▶ [Exercise instructions]
Starting at the line that contains "Output a JSON", quote each line exactly through the last line of the entries, both included.

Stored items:
--- BEGIN ---

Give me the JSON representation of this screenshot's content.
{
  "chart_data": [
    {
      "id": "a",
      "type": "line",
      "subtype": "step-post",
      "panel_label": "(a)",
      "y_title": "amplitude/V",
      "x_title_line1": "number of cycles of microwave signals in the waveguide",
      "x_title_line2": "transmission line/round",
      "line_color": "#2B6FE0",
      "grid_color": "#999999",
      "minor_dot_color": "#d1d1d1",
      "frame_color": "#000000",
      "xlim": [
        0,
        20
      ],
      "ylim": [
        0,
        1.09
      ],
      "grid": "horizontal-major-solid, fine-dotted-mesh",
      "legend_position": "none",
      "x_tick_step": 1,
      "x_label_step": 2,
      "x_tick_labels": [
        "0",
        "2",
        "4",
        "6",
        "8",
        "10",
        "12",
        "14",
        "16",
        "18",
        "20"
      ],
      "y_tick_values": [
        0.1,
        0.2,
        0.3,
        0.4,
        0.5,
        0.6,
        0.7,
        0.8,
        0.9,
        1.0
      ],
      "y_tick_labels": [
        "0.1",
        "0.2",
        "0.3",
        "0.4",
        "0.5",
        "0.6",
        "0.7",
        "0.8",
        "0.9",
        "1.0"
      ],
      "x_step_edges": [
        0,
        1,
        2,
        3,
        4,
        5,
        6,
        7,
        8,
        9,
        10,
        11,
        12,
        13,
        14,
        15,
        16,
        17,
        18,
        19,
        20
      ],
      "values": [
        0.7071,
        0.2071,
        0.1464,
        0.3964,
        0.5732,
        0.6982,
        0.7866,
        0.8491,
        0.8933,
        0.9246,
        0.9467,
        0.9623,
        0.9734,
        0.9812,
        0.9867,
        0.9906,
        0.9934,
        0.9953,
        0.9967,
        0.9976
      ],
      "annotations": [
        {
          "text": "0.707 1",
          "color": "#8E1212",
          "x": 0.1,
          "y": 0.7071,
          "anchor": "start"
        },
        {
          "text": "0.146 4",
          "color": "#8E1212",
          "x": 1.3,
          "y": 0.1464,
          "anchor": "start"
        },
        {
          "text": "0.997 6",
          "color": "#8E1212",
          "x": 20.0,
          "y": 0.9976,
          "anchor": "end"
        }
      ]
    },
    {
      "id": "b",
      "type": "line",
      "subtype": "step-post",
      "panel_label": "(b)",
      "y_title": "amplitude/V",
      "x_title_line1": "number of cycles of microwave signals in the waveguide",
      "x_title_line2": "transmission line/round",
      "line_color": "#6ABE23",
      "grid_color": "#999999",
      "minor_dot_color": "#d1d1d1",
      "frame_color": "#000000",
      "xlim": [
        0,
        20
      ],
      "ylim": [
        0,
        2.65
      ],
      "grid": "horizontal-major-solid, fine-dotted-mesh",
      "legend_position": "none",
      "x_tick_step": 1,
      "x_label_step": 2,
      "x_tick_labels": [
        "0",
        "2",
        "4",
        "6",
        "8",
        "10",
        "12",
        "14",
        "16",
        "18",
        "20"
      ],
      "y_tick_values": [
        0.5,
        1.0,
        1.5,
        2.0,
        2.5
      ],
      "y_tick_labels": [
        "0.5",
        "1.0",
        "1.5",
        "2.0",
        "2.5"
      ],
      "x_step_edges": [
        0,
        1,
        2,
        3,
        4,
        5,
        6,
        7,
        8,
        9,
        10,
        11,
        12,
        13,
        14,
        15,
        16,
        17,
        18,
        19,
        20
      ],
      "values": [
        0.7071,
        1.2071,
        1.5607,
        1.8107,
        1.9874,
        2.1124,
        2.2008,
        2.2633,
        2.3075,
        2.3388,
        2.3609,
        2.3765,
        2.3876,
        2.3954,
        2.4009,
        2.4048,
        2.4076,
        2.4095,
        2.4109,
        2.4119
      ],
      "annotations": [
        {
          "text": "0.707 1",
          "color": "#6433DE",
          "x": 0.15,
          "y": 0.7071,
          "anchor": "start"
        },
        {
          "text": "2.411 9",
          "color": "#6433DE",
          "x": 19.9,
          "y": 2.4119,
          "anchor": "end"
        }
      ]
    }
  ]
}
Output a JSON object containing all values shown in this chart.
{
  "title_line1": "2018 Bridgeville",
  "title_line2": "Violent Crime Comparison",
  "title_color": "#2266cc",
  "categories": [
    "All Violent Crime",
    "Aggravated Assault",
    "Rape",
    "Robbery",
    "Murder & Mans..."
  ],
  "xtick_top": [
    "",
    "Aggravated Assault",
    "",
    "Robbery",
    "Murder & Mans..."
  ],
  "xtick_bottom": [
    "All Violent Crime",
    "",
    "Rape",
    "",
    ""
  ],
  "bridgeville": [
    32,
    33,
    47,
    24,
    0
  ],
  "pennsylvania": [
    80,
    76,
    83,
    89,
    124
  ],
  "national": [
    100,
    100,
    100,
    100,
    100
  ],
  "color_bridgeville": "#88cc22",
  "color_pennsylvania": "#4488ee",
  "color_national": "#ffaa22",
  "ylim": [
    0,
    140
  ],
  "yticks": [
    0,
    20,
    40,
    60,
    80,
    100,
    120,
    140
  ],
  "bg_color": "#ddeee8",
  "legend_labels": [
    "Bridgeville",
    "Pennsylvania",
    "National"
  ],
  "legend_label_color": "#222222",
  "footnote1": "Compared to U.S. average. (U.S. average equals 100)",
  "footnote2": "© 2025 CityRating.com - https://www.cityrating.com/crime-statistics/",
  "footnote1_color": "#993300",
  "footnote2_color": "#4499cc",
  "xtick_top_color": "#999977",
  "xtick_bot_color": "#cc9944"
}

--- END ---

▶ [Result of the task]
Output a JSON object containing all values shown in this chart.
{
  "title_line1": "2018 Bridgeville",
  "title_line2": "Violent Crime Comparison",
  "title_color": "#2266cc",
  "categories": [
    "All Violent Crime",
    "Aggravated Assault",
    "Rape",
    "Robbery",
    "Murder & Mans..."
  ],
  "xtick_top": [
    "",
    "Aggravated Assault",
    "",
    "Robbery",
    "Murder & Mans..."
  ],
  "xtick_bottom": [
    "All Violent Crime",
    "",
    "Rape",
    "",
    ""
  ],
  "bridgeville": [
    32,
    33,
    47,
    24,
    0
  ],
  "pennsylvania": [
    80,
    76,
    83,
    89,
    124
  ],
  "national": [
    100,
    100,
    100,
    100,
    100
  ],
  "color_bridgeville": "#88cc22",
  "color_pennsylvania": "#4488ee",
  "color_national": "#ffaa22",
  "ylim": [
    0,
    140
  ],
  "yticks": [
    0,
    20,
    40,
    60,
    80,
    100,
    120,
    140
  ],
  "bg_color": "#ddeee8",
  "legend_labels": [
    "Bridgeville",
    "Pennsylvania",
    "National"
  ],
  "legend_label_color": "#222222",
  "footnote1": "Compared to U.S. average. (U.S. average equals 100)",
  "footnote2": "© 2025 CityRating.com - https://www.cityrating.com/crime-statistics/",
  "footnote1_color": "#993300",
  "footnote2_color": "#4499cc",
  "xtick_top_color": "#999977",
  "xtick_bot_color": "#cc9944"
}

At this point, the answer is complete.